▸ Exercise objective
All of the data should be repeated exactly; pictures are not part of the copy.

# start of Supplied material

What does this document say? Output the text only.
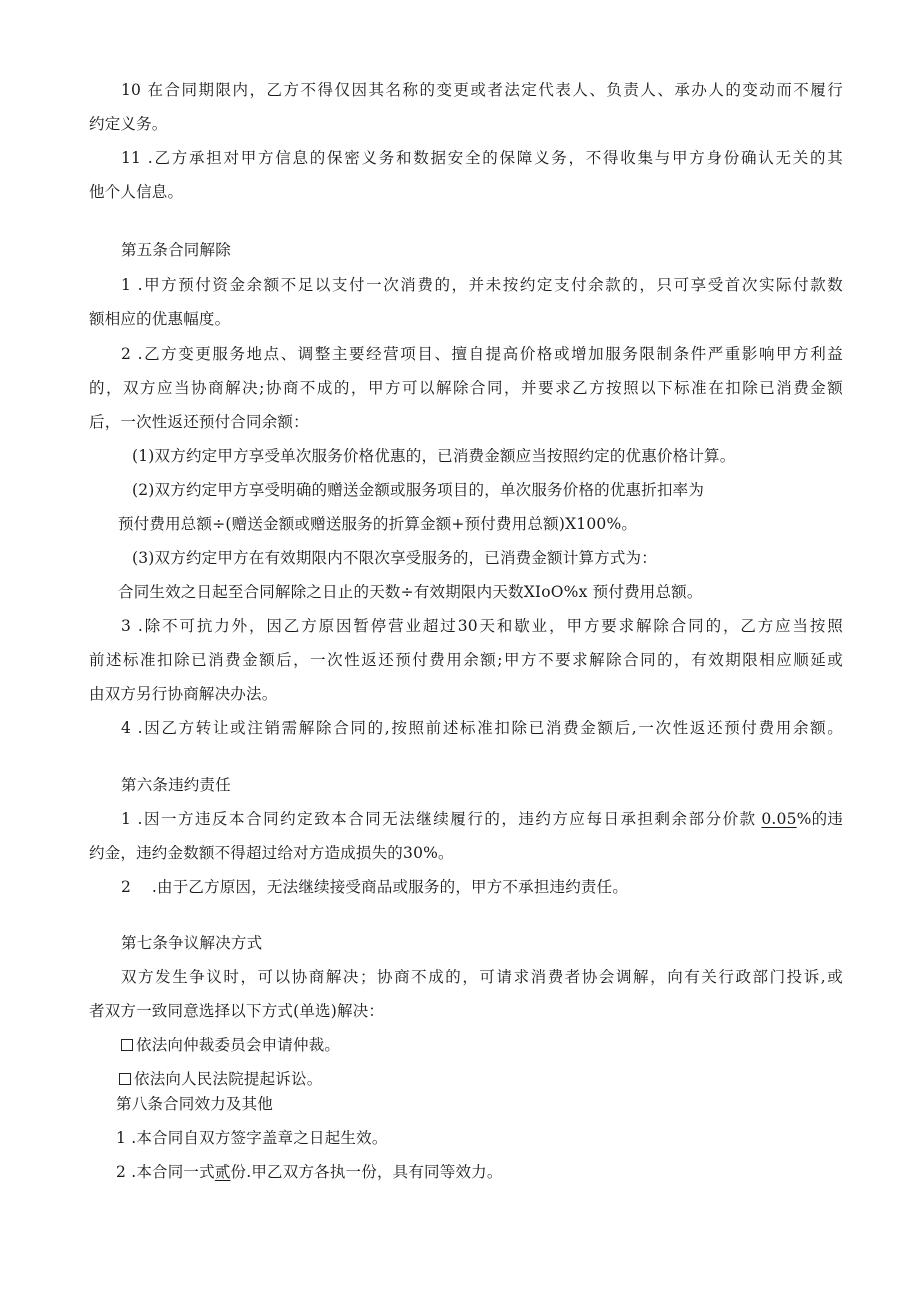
10 在合同期限内，乙方不得仅因其名称的变更或者法定代表人、负责人、承办人的变动而不履行
约定义务。
11 .乙方承担对甲方信息的保密义务和数据安全的保障义务，不得收集与甲方身份确认无关的其
他个人信息。
第五条合同解除
1 .甲方预付资金余额不足以支付一次消费的，并未按约定支付余款的，只可享受首次实际付款数
额相应的优惠幅度。
2 .乙方变更服务地点、调整主要经营项目、擅自提高价格或增加服务限制条件严重影响甲方利益
的，双方应当协商解决;协商不成的，甲方可以解除合同，并要求乙方按照以下标准在扣除已消费金额
后，一次性返还预付合同余额：
(1)双方约定甲方享受单次服务价格优惠的，已消费金额应当按照约定的优惠价格计算。
(2)双方约定甲方享受明确的赠送金额或服务项目的，单次服务价格的优惠折扣率为
预付费用总额÷(赠送金额或赠送服务的折算金额+预付费用总额)X100%。
(3)双方约定甲方在有效期限内不限次享受服务的，已消费金额计算方式为：
合同生效之日起至合同解除之日止的天数÷有效期限内天数XIoO%x 预付费用总额。
3 .除不可抗力外，因乙方原因暂停营业超过30天和歇业，甲方要求解除合同的，乙方应当按照
前述标准扣除已消费金额后，一次性返还预付费用余额;甲方不要求解除合同的，有效期限相应顺延或
由双方另行协商解决办法。
4 .因乙方转让或注销需解除合同的,按照前述标准扣除已消费金额后,一次性返还预付费用余额。
第六条违约责任
1 .因一方违反本合同约定致本合同无法继续履行的，违约方应每日承担剩余部分价款 0.05%的违
约金，违约金数额不得超过给对方造成损失的30%。
2　 .由于乙方原因，无法继续接受商品或服务的，甲方不承担违约责任。
第七条争议解决方式
双方发生争议时，可以协商解决；协商不成的，可请求消费者协会调解，向有关行政部门投诉,或
者双方一致同意选择以下方式(单选)解决：
依法向仲裁委员会申请仲裁。
依法向人民法院提起诉讼。
第八条合同效力及其他
1 .本合同自双方签字盖章之日起生效。
2 .本合同一式贰份.甲乙双方各执一份，具有同等效力。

# end of Supplied material

▸ Answer to this exercise
What does this document say? Output the text only.
10 在合同期限内，乙方不得仅因其名称的变更或者法定代表人、负责人、承办人的变动而不履行
约定义务。
11 .乙方承担对甲方信息的保密义务和数据安全的保障义务，不得收集与甲方身份确认无关的其
他个人信息。
第五条合同解除
1 .甲方预付资金余额不足以支付一次消费的，并未按约定支付余款的，只可享受首次实际付款数
额相应的优惠幅度。
2 .乙方变更服务地点、调整主要经营项目、擅自提高价格或增加服务限制条件严重影响甲方利益
的，双方应当协商解决;协商不成的，甲方可以解除合同，并要求乙方按照以下标准在扣除已消费金额
后，一次性返还预付合同余额：
(1)双方约定甲方享受单次服务价格优惠的，已消费金额应当按照约定的优惠价格计算。
(2)双方约定甲方享受明确的赠送金额或服务项目的，单次服务价格的优惠折扣率为
预付费用总额÷(赠送金额或赠送服务的折算金额+预付费用总额)X100%。
(3)双方约定甲方在有效期限内不限次享受服务的，已消费金额计算方式为：
合同生效之日起至合同解除之日止的天数÷有效期限内天数XIoO%x 预付费用总额。
3 .除不可抗力外，因乙方原因暂停营业超过30天和歇业，甲方要求解除合同的，乙方应当按照
前述标准扣除已消费金额后，一次性返还预付费用余额;甲方不要求解除合同的，有效期限相应顺延或
由双方另行协商解决办法。
4 .因乙方转让或注销需解除合同的,按照前述标准扣除已消费金额后,一次性返还预付费用余额。
第六条违约责任
1 .因一方违反本合同约定致本合同无法继续履行的，违约方应每日承担剩余部分价款 0.05%的违
约金，违约金数额不得超过给对方造成损失的30%。
2　 .由于乙方原因，无法继续接受商品或服务的，甲方不承担违约责任。
第七条争议解决方式
双方发生争议时，可以协商解决；协商不成的，可请求消费者协会调解，向有关行政部门投诉,或
者双方一致同意选择以下方式(单选)解决：
依法向仲裁委员会申请仲裁。
依法向人民法院提起诉讼。
第八条合同效力及其他
1 .本合同自双方签字盖章之日起生效。
2 .本合同一式贰份.甲乙双方各执一份，具有同等效力。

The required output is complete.